>>>

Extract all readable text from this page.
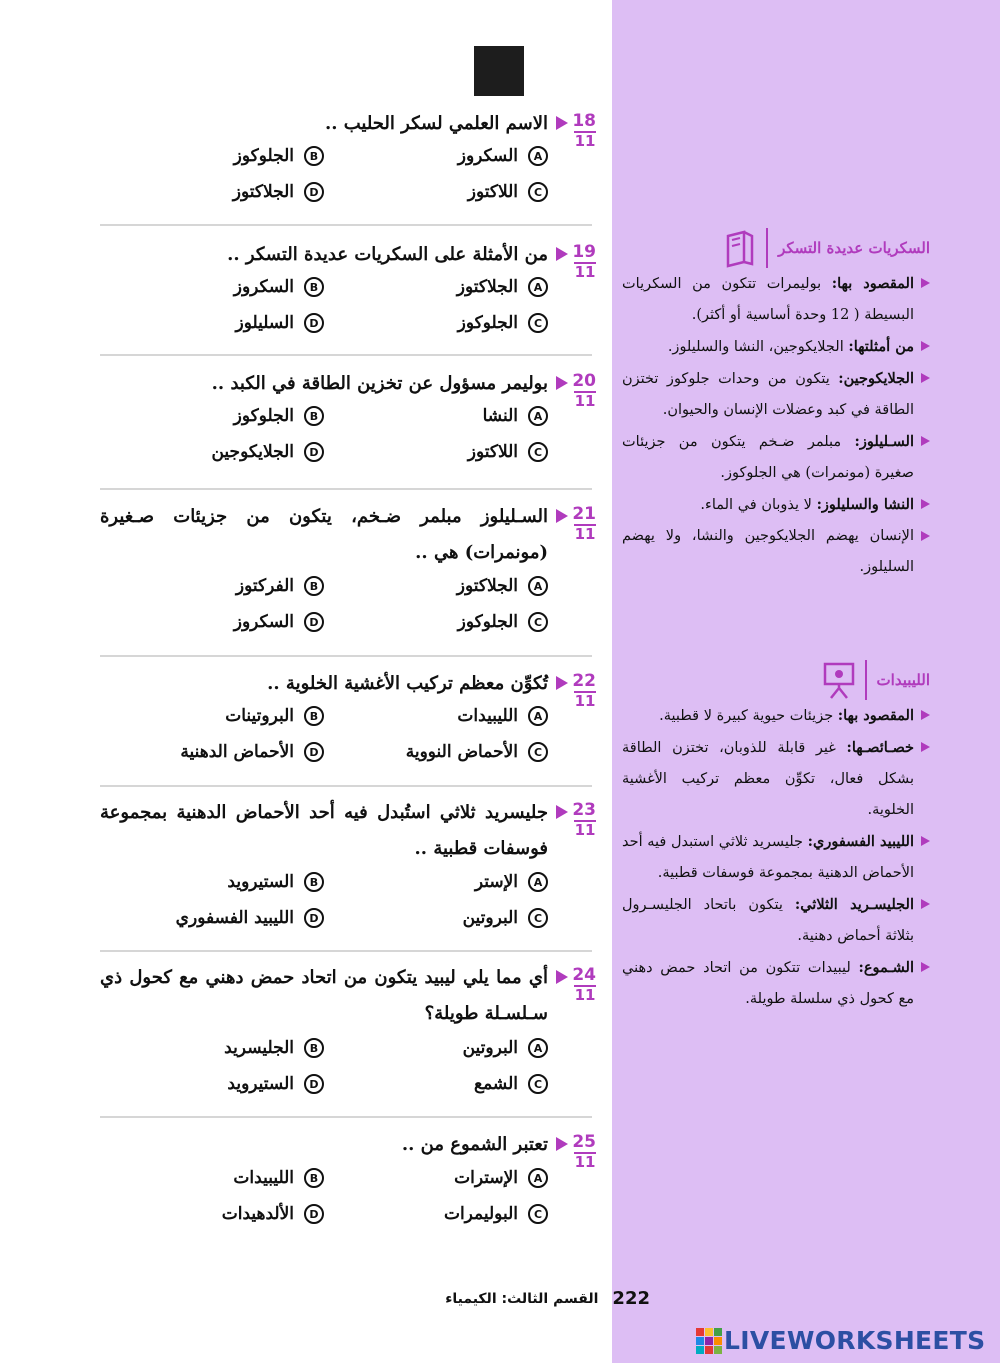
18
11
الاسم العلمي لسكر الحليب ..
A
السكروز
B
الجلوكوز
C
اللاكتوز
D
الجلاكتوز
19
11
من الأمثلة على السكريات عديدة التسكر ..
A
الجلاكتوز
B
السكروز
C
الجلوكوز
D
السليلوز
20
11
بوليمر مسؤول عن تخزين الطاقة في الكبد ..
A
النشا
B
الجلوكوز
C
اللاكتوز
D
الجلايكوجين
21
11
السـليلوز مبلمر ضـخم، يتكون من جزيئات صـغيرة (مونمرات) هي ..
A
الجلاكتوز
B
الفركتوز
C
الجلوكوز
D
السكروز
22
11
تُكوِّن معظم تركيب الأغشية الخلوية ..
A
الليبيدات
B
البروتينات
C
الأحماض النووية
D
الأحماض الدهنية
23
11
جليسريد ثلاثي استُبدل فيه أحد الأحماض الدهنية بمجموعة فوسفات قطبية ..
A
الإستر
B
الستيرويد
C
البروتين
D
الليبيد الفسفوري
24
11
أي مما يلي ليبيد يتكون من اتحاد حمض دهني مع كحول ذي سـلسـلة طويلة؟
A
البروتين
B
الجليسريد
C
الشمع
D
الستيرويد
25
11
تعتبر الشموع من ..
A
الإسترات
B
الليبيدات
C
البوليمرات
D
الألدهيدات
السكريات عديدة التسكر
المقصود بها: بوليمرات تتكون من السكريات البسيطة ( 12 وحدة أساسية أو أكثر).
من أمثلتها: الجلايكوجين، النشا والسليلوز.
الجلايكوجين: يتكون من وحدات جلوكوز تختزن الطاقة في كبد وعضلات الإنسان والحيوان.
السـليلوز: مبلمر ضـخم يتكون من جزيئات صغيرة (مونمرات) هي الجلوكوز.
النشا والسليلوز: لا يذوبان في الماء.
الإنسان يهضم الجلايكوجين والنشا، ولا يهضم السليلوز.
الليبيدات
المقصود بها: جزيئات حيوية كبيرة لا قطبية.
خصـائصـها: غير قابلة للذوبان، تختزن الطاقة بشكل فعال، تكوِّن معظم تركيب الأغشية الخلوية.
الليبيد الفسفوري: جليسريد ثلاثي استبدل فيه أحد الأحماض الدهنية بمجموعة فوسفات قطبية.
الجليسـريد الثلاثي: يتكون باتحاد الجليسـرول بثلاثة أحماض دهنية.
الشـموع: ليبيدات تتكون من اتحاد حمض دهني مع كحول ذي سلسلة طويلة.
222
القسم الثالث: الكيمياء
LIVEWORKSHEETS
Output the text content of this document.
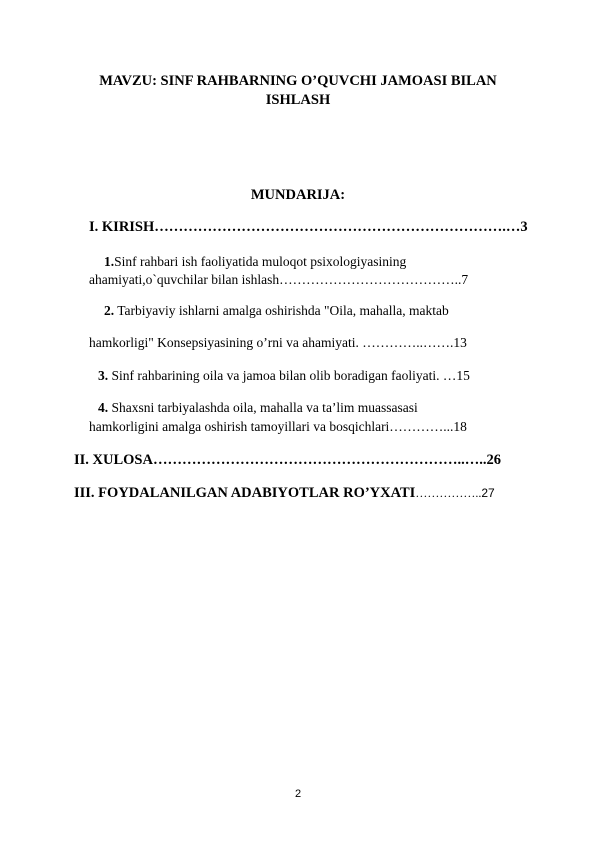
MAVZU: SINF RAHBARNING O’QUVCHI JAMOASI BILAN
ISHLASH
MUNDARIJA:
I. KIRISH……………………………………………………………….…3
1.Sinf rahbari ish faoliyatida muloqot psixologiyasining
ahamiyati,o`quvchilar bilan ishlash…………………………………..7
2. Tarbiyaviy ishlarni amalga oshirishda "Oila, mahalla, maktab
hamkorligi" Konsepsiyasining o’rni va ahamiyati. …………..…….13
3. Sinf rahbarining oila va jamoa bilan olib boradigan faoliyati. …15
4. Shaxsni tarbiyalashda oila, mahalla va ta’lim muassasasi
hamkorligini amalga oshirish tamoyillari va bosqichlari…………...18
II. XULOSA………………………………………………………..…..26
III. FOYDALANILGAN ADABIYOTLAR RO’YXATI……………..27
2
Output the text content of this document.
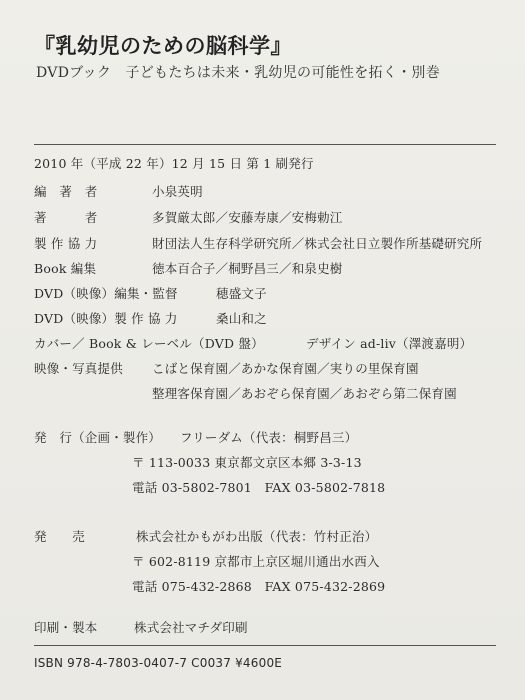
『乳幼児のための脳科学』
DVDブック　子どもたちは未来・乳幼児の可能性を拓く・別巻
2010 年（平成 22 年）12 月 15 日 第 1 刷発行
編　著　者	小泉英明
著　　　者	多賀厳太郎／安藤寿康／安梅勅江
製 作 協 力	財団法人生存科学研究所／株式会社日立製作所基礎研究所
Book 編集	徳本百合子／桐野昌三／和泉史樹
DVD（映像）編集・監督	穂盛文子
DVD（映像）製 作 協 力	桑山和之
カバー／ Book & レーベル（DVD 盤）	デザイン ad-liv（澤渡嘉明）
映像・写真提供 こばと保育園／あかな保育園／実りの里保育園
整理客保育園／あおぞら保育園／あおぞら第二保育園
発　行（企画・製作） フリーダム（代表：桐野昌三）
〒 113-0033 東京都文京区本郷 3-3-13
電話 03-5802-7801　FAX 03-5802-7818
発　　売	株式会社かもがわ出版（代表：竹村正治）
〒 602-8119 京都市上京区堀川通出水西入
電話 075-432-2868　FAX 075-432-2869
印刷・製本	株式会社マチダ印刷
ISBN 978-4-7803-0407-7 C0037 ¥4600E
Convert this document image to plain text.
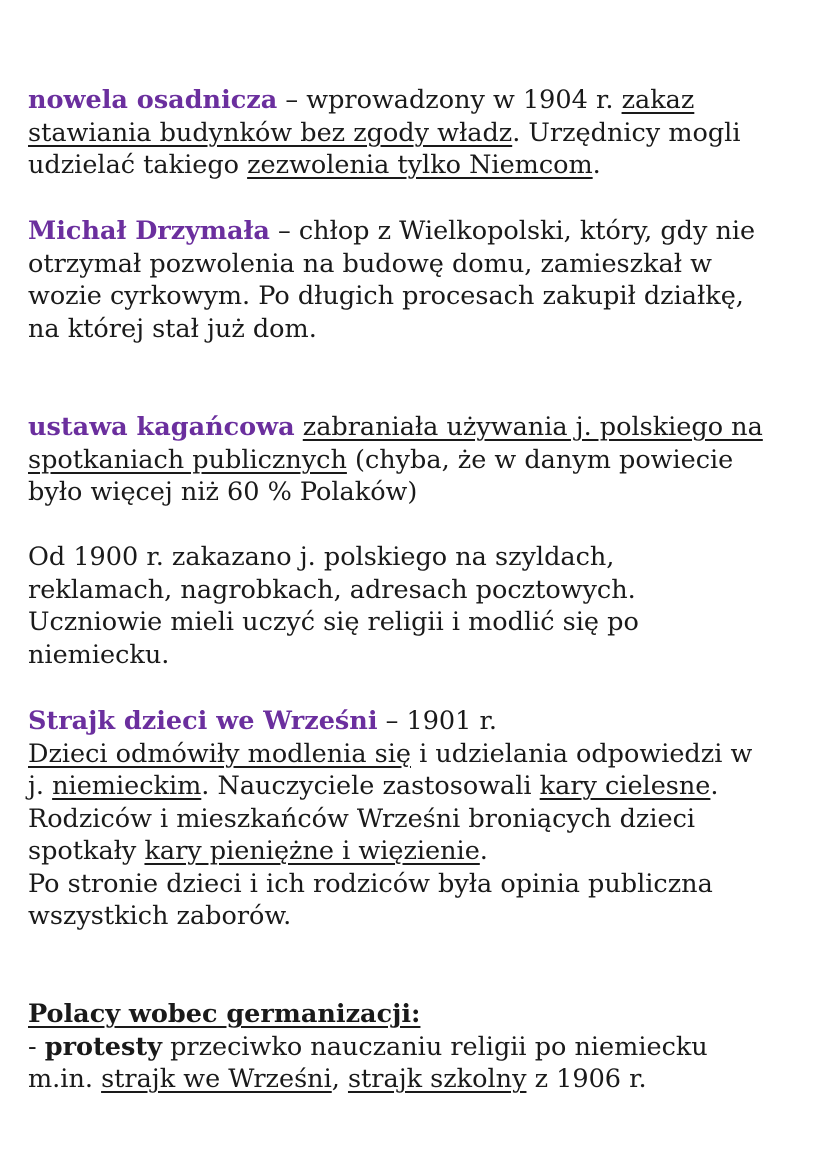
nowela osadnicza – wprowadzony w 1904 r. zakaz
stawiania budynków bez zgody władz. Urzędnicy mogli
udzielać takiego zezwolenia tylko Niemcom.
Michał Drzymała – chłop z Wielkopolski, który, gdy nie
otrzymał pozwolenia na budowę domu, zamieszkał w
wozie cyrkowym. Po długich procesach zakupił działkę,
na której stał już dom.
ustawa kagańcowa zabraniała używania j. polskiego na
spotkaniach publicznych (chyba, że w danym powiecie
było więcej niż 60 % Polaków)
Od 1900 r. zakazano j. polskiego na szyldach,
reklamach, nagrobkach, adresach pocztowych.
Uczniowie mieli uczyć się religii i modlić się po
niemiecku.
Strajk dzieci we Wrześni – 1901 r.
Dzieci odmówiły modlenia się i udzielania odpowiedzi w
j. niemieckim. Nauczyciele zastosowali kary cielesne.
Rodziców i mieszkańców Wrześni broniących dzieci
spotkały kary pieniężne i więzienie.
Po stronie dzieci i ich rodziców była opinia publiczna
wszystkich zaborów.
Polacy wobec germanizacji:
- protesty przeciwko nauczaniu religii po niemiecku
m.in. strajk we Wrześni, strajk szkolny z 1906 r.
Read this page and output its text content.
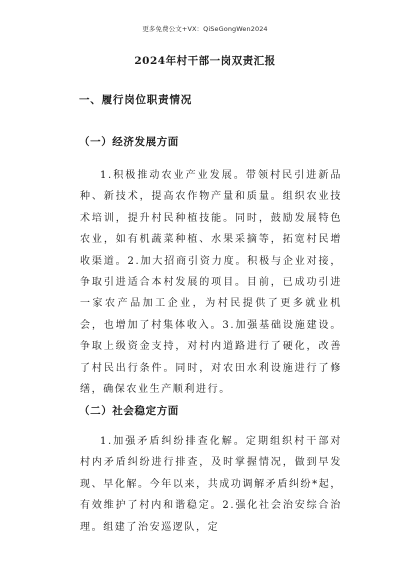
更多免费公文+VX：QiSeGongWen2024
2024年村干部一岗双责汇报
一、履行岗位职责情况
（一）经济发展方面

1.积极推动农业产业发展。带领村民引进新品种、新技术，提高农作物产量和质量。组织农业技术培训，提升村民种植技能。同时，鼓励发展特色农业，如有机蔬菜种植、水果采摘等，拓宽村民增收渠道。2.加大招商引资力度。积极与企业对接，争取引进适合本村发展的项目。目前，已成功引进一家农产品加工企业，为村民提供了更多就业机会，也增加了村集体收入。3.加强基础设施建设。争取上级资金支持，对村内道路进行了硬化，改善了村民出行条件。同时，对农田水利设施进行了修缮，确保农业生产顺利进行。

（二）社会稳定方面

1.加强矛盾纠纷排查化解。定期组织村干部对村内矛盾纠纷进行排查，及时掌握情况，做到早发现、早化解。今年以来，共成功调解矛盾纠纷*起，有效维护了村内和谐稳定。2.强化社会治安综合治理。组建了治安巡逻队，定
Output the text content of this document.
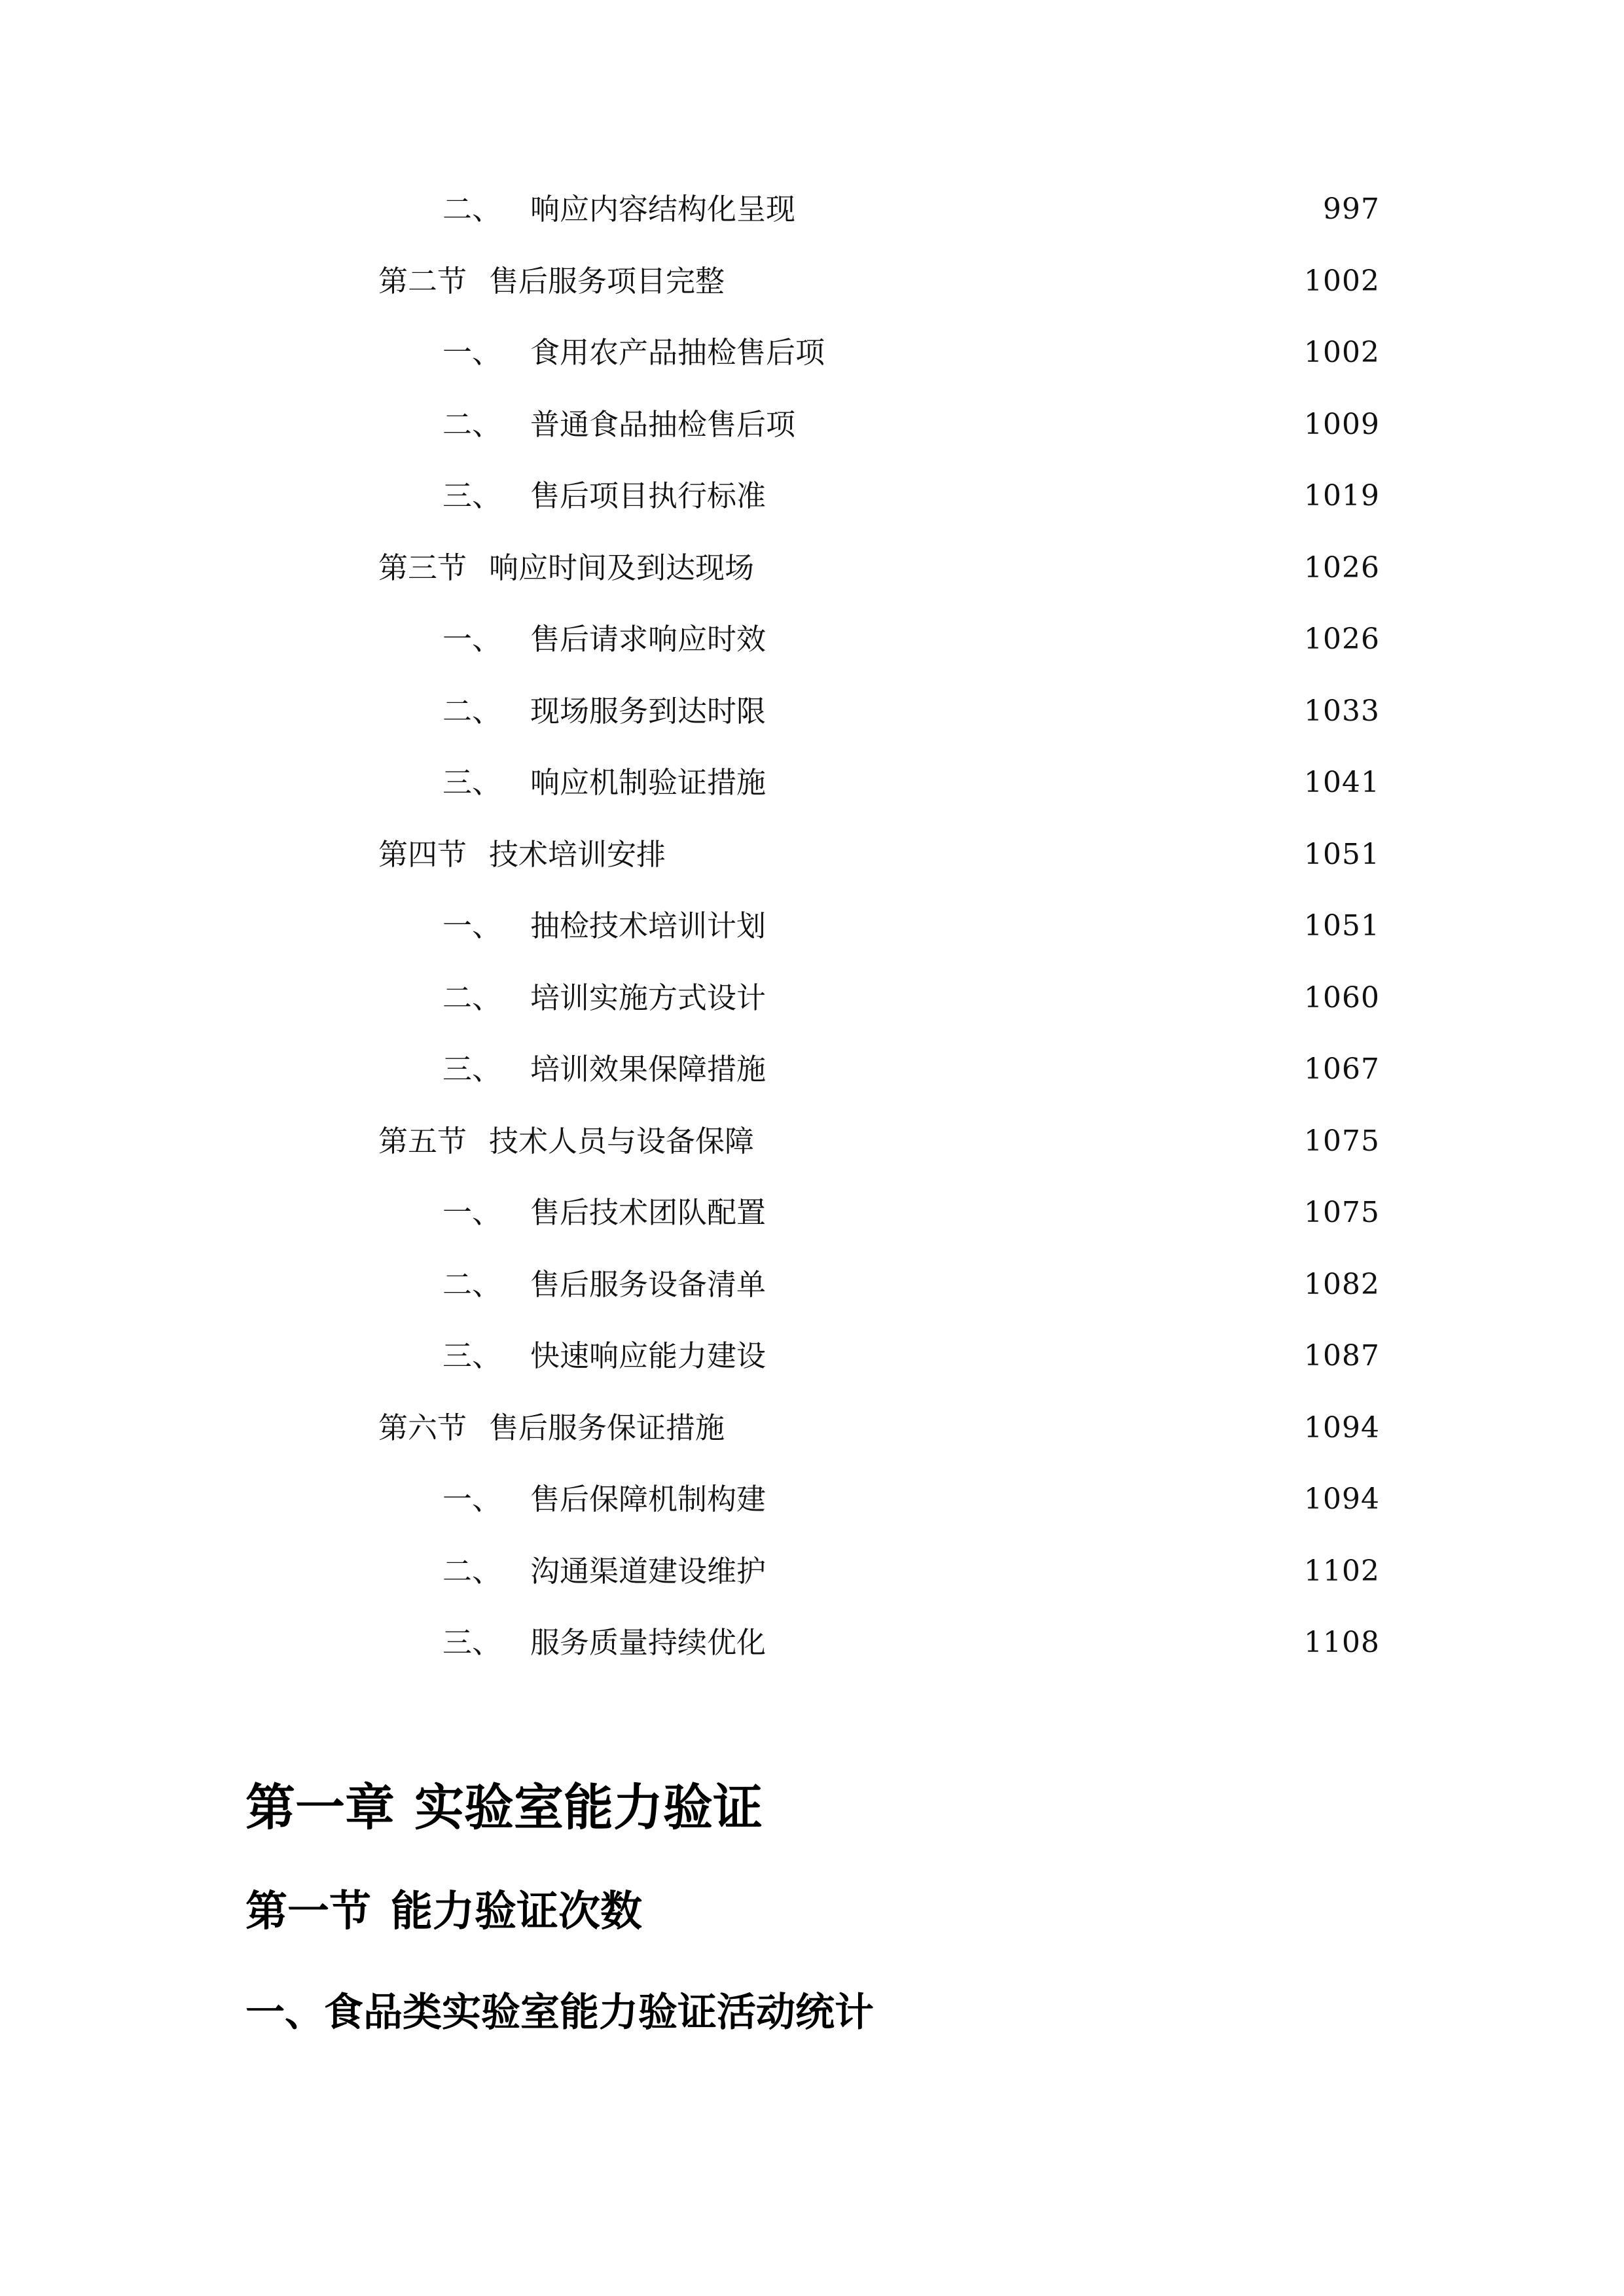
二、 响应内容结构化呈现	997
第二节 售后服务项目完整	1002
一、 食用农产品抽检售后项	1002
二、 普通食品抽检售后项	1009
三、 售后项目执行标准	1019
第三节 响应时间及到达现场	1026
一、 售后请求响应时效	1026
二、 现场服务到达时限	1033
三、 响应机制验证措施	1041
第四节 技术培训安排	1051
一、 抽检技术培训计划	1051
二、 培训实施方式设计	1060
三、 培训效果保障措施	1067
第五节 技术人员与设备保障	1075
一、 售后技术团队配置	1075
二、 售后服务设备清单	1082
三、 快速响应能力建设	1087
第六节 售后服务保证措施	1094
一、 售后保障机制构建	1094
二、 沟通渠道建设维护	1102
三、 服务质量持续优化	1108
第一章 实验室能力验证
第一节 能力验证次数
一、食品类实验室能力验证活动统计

<<<

| WORK TO BE COMPLETED |
Exactly as written, give again every line from the one containing "Read this page and output its text content." through the last line of the material, both included, with the pictures left out.

| WRITTEN REPLY |
Read this page and output its text content.
更多免费公文+VX：QiSeGongWen2024
2024年村干部一岗双责汇报
一、履行岗位职责情况
（一）经济发展方面

1.积极推动农业产业发展。带领村民引进新品种、新技术，提高农作物产量和质量。组织农业技术培训，提升村民种植技能。同时，鼓励发展特色农业，如有机蔬菜种植、水果采摘等，拓宽村民增收渠道。2.加大招商引资力度。积极与企业对接，争取引进适合本村发展的项目。目前，已成功引进一家农产品加工企业，为村民提供了更多就业机会，也增加了村集体收入。3.加强基础设施建设。争取上级资金支持，对村内道路进行了硬化，改善了村民出行条件。同时，对农田水利设施进行了修缮，确保农业生产顺利进行。

（二）社会稳定方面

1.加强矛盾纠纷排查化解。定期组织村干部对村内矛盾纠纷进行排查，及时掌握情况，做到早发现、早化解。今年以来，共成功调解矛盾纠纷*起，有效维护了村内和谐稳定。2.强化社会治安综合治理。组建了治安巡逻队，定
Output the text content of this document.
二、 响应内容结构化呈现	997
第二节 售后服务项目完整	1002
一、 食用农产品抽检售后项	1002
二、 普通食品抽检售后项	1009
三、 售后项目执行标准	1019
第三节 响应时间及到达现场	1026
一、 售后请求响应时效	1026
二、 现场服务到达时限	1033
三、 响应机制验证措施	1041
第四节 技术培训安排	1051
一、 抽检技术培训计划	1051
二、 培训实施方式设计	1060
三、 培训效果保障措施	1067
第五节 技术人员与设备保障	1075
一、 售后技术团队配置	1075
二、 售后服务设备清单	1082
三、 快速响应能力建设	1087
第六节 售后服务保证措施	1094
一、 售后保障机制构建	1094
二、 沟通渠道建设维护	1102
三、 服务质量持续优化	1108
第一章 实验室能力验证
第一节 能力验证次数
一、食品类实验室能力验证活动统计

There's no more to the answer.